■ What you need to do: List each line of the data in which the string "Chapter" appears.

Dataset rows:
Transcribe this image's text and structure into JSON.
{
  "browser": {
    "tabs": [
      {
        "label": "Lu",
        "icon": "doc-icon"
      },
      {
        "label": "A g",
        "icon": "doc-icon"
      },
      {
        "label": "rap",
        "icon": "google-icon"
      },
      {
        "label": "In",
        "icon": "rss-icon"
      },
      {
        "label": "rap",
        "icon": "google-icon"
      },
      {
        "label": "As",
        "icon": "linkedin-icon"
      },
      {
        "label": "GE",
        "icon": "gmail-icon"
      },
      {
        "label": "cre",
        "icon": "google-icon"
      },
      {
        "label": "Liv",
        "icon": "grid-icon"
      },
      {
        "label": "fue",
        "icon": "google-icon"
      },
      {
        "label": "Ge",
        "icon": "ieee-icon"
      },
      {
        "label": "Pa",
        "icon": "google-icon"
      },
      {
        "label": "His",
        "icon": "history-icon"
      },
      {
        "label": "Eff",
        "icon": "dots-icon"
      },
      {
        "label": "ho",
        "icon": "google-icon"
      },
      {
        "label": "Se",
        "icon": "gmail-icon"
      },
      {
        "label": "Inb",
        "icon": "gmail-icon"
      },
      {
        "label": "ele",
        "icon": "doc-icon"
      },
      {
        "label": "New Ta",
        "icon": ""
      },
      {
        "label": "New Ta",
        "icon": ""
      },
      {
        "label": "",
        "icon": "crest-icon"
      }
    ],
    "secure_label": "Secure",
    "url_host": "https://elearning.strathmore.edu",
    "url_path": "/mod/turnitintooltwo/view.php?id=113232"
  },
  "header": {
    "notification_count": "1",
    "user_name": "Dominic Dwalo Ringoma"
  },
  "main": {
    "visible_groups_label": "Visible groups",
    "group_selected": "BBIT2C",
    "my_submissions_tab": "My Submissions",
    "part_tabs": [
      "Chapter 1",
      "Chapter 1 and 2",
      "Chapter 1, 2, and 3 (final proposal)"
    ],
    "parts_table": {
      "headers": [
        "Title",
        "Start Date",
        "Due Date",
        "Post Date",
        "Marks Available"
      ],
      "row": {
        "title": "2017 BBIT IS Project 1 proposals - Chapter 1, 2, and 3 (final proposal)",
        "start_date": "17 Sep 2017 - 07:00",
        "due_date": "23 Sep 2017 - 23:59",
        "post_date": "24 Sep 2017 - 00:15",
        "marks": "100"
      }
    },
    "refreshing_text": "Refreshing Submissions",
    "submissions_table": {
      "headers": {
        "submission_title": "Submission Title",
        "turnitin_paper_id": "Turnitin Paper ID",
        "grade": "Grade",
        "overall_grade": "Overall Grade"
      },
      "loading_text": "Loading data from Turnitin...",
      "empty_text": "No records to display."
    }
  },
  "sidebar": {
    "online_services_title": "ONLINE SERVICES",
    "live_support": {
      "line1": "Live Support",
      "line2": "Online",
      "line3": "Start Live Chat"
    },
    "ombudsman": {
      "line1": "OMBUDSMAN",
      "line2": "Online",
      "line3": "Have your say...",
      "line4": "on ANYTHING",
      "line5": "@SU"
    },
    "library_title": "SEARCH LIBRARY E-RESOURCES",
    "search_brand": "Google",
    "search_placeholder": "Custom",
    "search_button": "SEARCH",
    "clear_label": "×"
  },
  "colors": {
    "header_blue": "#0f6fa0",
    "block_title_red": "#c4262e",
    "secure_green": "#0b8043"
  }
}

■ Exercise response:
      "Chapter 1",
      "Chapter 1 and 2",
      "Chapter 1, 2, and 3 (final proposal)"
        "title": "2017 BBIT IS Project 1 proposals - Chapter 1, 2, and 3 (final proposal)",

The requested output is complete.